EXERCISE DIRECTIONS:
Please render the records below as a numbered list, leaving out blank lines. Begin at the line that has "ffl-input[interactable]: 5-76-339-07-6M-02775 <box>387" and stop after the line that has "annotation-text-13: Purchase Button".

-- TASK INPUTS start --

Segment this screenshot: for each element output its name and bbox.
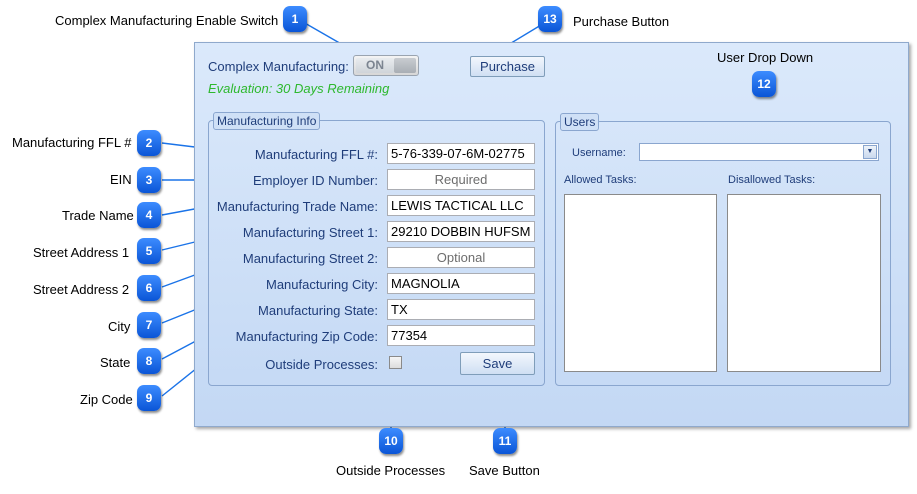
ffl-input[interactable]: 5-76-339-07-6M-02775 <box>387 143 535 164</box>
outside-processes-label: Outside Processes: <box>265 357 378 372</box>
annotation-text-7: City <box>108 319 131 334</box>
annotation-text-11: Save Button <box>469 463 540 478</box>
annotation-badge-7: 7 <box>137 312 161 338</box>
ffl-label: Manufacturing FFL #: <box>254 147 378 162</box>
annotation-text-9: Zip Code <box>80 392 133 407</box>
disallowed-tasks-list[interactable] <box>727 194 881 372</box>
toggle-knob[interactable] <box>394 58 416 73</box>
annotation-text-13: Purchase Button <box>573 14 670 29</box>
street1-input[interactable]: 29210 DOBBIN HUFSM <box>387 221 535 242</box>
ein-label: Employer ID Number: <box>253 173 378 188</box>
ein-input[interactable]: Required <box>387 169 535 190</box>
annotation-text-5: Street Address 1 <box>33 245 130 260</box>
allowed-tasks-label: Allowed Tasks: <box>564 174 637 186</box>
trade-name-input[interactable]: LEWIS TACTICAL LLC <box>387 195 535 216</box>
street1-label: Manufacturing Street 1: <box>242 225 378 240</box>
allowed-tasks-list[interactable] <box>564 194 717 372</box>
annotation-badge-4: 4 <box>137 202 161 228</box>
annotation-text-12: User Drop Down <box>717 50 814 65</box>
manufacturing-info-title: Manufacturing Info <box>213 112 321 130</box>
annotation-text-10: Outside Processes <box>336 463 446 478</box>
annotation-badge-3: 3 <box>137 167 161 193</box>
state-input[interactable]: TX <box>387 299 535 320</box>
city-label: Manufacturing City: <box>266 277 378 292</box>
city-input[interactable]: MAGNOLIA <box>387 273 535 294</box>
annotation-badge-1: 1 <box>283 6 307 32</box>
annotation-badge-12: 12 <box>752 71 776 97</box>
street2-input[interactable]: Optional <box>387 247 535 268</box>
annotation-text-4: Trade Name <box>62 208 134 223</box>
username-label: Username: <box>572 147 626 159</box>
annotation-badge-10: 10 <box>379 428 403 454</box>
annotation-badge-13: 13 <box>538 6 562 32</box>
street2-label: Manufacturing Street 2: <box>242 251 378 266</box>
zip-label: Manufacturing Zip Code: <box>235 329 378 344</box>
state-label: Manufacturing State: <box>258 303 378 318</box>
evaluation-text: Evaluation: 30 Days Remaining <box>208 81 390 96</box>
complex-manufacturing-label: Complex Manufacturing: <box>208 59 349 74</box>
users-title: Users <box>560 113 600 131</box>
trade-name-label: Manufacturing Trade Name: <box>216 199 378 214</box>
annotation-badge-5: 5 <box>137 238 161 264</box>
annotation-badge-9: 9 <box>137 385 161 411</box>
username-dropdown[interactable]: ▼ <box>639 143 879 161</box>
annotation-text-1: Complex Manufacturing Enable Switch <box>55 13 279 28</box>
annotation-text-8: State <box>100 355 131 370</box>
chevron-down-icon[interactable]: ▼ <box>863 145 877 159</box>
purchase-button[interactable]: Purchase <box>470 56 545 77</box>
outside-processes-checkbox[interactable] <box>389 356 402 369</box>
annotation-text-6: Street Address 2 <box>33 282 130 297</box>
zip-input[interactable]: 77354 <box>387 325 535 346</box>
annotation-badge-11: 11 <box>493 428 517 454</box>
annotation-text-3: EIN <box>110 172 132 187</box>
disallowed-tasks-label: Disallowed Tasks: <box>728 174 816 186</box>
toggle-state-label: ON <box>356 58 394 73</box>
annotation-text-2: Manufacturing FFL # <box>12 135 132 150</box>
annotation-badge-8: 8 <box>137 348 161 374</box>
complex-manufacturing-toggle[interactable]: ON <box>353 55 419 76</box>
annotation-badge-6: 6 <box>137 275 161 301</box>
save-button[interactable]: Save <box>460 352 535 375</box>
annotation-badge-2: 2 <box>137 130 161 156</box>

-- TASK INPUTS end --

EXERCISE SOLUTION:
1. ffl-input[interactable]: 5-76-339-07-6M-02775 <box>387 143 535 164</box>
2. outside-processes-label: Outside Processes: <box>265 357 378 372</box>
3. annotation-text-7: City <box>108 319 131 334</box>
4. annotation-text-11: Save Button <box>469 463 540 478</box>
5. annotation-badge-7: 7 <box>137 312 161 338</box>
6. ffl-label: Manufacturing FFL #: <box>254 147 378 162</box>
7. annotation-text-9: Zip Code <box>80 392 133 407</box>
8. disallowed-tasks-list[interactable] <box>727 194 881 372</box>
9. toggle-knob[interactable] <box>394 58 416 73</box>
10. annotation-text-13: Purchase Button <box>573 14 670 29</box>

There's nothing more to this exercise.